>> Begin Material shown
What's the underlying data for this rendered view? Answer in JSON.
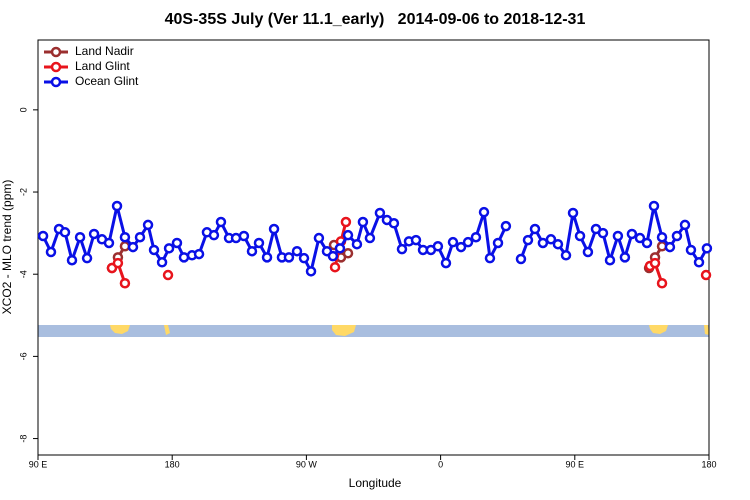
{
  "chart_data": {
    "type": "line",
    "title": "40S-35S July (Ver 11.1_early)   2014-09-06 to 2018-12-31",
    "x_label": "Longitude",
    "y_label": "XCO2 - MLO trend (ppm)",
    "xlim": [
      90,
      540
    ],
    "ylim": [
      -8.4,
      1.7
    ],
    "xticks": [
      {
        "value": 90,
        "label": "90 E"
      },
      180,
      {
        "value": 270,
        "label": "90 W"
      },
      {
        "value": 360,
        "label": "0"
      },
      {
        "value": 450,
        "label": "90 E"
      },
      {
        "value": 540,
        "label": "180"
      }
    ],
    "yticks": [
      0,
      -2,
      -4,
      -6,
      -8
    ],
    "legend": "top-left",
    "series": [
      {
        "name": "Land Nadir",
        "color": "#9b2f2f",
        "x": [
          139.6,
          143.6,
          148.3,
          null,
          288.5,
          293.2,
          297.9,
          null,
          499.8,
          503.8,
          508.5
        ],
        "values": [
          -3.85,
          -3.59,
          -3.32,
          null,
          -3.29,
          -3.59,
          -3.49,
          null,
          -3.85,
          -3.59,
          -3.32
        ]
      },
      {
        "name": "Land Glint",
        "color": "#e8141c",
        "x": [
          139.6,
          143.6,
          148.3,
          null,
          177.2,
          null,
          289.2,
          293.2,
          296.5,
          null,
          500.4,
          503.8,
          508.5,
          null,
          538
        ],
        "values": [
          -3.85,
          -3.73,
          -4.22,
          null,
          -4.02,
          null,
          -3.83,
          -3.2,
          -2.73,
          null,
          -3.8,
          -3.73,
          -4.22,
          null,
          -4.02
        ]
      },
      {
        "name": "Ocean Glint",
        "color": "#0a10e6",
        "x": [
          93.4,
          98.7,
          104.1,
          108.1,
          112.8,
          118.2,
          122.9,
          127.6,
          132.9,
          137.6,
          143,
          148.3,
          153.7,
          158.4,
          163.8,
          167.8,
          173.2,
          177.9,
          183.2,
          187.9,
          193.3,
          198,
          203.3,
          208,
          212.7,
          218.1,
          222.8,
          228.1,
          233.5,
          238.2,
          243.6,
          248.3,
          253.6,
          258.3,
          263.7,
          268.4,
          273.1,
          278.4,
          283.8,
          287.8,
          292.5,
          297.9,
          303.9,
          307.9,
          312.6,
          319.3,
          324,
          328.7,
          334.1,
          338.8,
          343.5,
          348.2,
          353.5,
          358.2,
          363.6,
          368.3,
          373.7,
          378.4,
          383.7,
          389.1,
          393.1,
          398.5,
          403.8,
          null,
          413.9,
          418.6,
          423.3,
          428.6,
          434,
          438.7,
          444.1,
          448.8,
          453.5,
          458.8,
          464.2,
          468.9,
          473.6,
          478.9,
          483.6,
          488.3,
          493.7,
          498.4,
          503.1,
          508.5,
          513.8,
          518.5,
          523.9,
          527.9,
          533.3,
          538.6
        ],
        "values": [
          -3.07,
          -3.46,
          -2.9,
          -2.98,
          -3.66,
          -3.1,
          -3.61,
          -3.02,
          -3.15,
          -3.24,
          -2.34,
          -3.1,
          -3.34,
          -3.1,
          -2.8,
          -3.41,
          -3.71,
          -3.37,
          -3.24,
          -3.59,
          -3.54,
          -3.51,
          -2.98,
          -3.05,
          -2.73,
          -3.12,
          -3.12,
          -3.07,
          -3.44,
          -3.24,
          -3.59,
          -2.9,
          -3.59,
          -3.59,
          -3.44,
          -3.61,
          -3.93,
          -3.12,
          -3.44,
          -3.56,
          -3.37,
          -3.05,
          -3.27,
          -2.73,
          -3.12,
          -2.51,
          -2.68,
          -2.76,
          -3.39,
          -3.2,
          -3.17,
          -3.41,
          -3.41,
          -3.32,
          -3.73,
          -3.22,
          -3.34,
          -3.22,
          -3.1,
          -2.49,
          -3.61,
          -3.24,
          -2.83,
          null,
          -3.63,
          -3.17,
          -2.9,
          -3.24,
          -3.15,
          -3.27,
          -3.54,
          -2.51,
          -3.07,
          -3.46,
          -2.9,
          -3.0,
          -3.66,
          -3.07,
          -3.59,
          -3.02,
          -3.12,
          -3.24,
          -2.34,
          -3.1,
          -3.34,
          -3.07,
          -2.8,
          -3.41,
          -3.71,
          -3.37
        ]
      }
    ]
  }
}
>> End Material shown
Leaving all pictures aside, quote each record exactly.

What's the underlying data for this rendered view? Answer in JSON.
{
  "chart_data": {
    "type": "line",
    "title": "40S-35S July (Ver 11.1_early)   2014-09-06 to 2018-12-31",
    "x_label": "Longitude",
    "y_label": "XCO2 - MLO trend (ppm)",
    "xlim": [
      90,
      540
    ],
    "ylim": [
      -8.4,
      1.7
    ],
    "xticks": [
      {
        "value": 90,
        "label": "90 E"
      },
      180,
      {
        "value": 270,
        "label": "90 W"
      },
      {
        "value": 360,
        "label": "0"
      },
      {
        "value": 450,
        "label": "90 E"
      },
      {
        "value": 540,
        "label": "180"
      }
    ],
    "yticks": [
      0,
      -2,
      -4,
      -6,
      -8
    ],
    "legend": "top-left",
    "series": [
      {
        "name": "Land Nadir",
        "color": "#9b2f2f",
        "x": [
          139.6,
          143.6,
          148.3,
          null,
          288.5,
          293.2,
          297.9,
          null,
          499.8,
          503.8,
          508.5
        ],
        "values": [
          -3.85,
          -3.59,
          -3.32,
          null,
          -3.29,
          -3.59,
          -3.49,
          null,
          -3.85,
          -3.59,
          -3.32
        ]
      },
      {
        "name": "Land Glint",
        "color": "#e8141c",
        "x": [
          139.6,
          143.6,
          148.3,
          null,
          177.2,
          null,
          289.2,
          293.2,
          296.5,
          null,
          500.4,
          503.8,
          508.5,
          null,
          538
        ],
        "values": [
          -3.85,
          -3.73,
          -4.22,
          null,
          -4.02,
          null,
          -3.83,
          -3.2,
          -2.73,
          null,
          -3.8,
          -3.73,
          -4.22,
          null,
          -4.02
        ]
      },
      {
        "name": "Ocean Glint",
        "color": "#0a10e6",
        "x": [
          93.4,
          98.7,
          104.1,
          108.1,
          112.8,
          118.2,
          122.9,
          127.6,
          132.9,
          137.6,
          143,
          148.3,
          153.7,
          158.4,
          163.8,
          167.8,
          173.2,
          177.9,
          183.2,
          187.9,
          193.3,
          198,
          203.3,
          208,
          212.7,
          218.1,
          222.8,
          228.1,
          233.5,
          238.2,
          243.6,
          248.3,
          253.6,
          258.3,
          263.7,
          268.4,
          273.1,
          278.4,
          283.8,
          287.8,
          292.5,
          297.9,
          303.9,
          307.9,
          312.6,
          319.3,
          324,
          328.7,
          334.1,
          338.8,
          343.5,
          348.2,
          353.5,
          358.2,
          363.6,
          368.3,
          373.7,
          378.4,
          383.7,
          389.1,
          393.1,
          398.5,
          403.8,
          null,
          413.9,
          418.6,
          423.3,
          428.6,
          434,
          438.7,
          444.1,
          448.8,
          453.5,
          458.8,
          464.2,
          468.9,
          473.6,
          478.9,
          483.6,
          488.3,
          493.7,
          498.4,
          503.1,
          508.5,
          513.8,
          518.5,
          523.9,
          527.9,
          533.3,
          538.6
        ],
        "values": [
          -3.07,
          -3.46,
          -2.9,
          -2.98,
          -3.66,
          -3.1,
          -3.61,
          -3.02,
          -3.15,
          -3.24,
          -2.34,
          -3.1,
          -3.34,
          -3.1,
          -2.8,
          -3.41,
          -3.71,
          -3.37,
          -3.24,
          -3.59,
          -3.54,
          -3.51,
          -2.98,
          -3.05,
          -2.73,
          -3.12,
          -3.12,
          -3.07,
          -3.44,
          -3.24,
          -3.59,
          -2.9,
          -3.59,
          -3.59,
          -3.44,
          -3.61,
          -3.93,
          -3.12,
          -3.44,
          -3.56,
          -3.37,
          -3.05,
          -3.27,
          -2.73,
          -3.12,
          -2.51,
          -2.68,
          -2.76,
          -3.39,
          -3.2,
          -3.17,
          -3.41,
          -3.41,
          -3.32,
          -3.73,
          -3.22,
          -3.34,
          -3.22,
          -3.1,
          -2.49,
          -3.61,
          -3.24,
          -2.83,
          null,
          -3.63,
          -3.17,
          -2.9,
          -3.24,
          -3.15,
          -3.27,
          -3.54,
          -2.51,
          -3.07,
          -3.46,
          -2.9,
          -3.0,
          -3.66,
          -3.07,
          -3.59,
          -3.02,
          -3.12,
          -3.24,
          -2.34,
          -3.1,
          -3.34,
          -3.07,
          -2.8,
          -3.41,
          -3.71,
          -3.37
        ]
      }
    ]
  }
}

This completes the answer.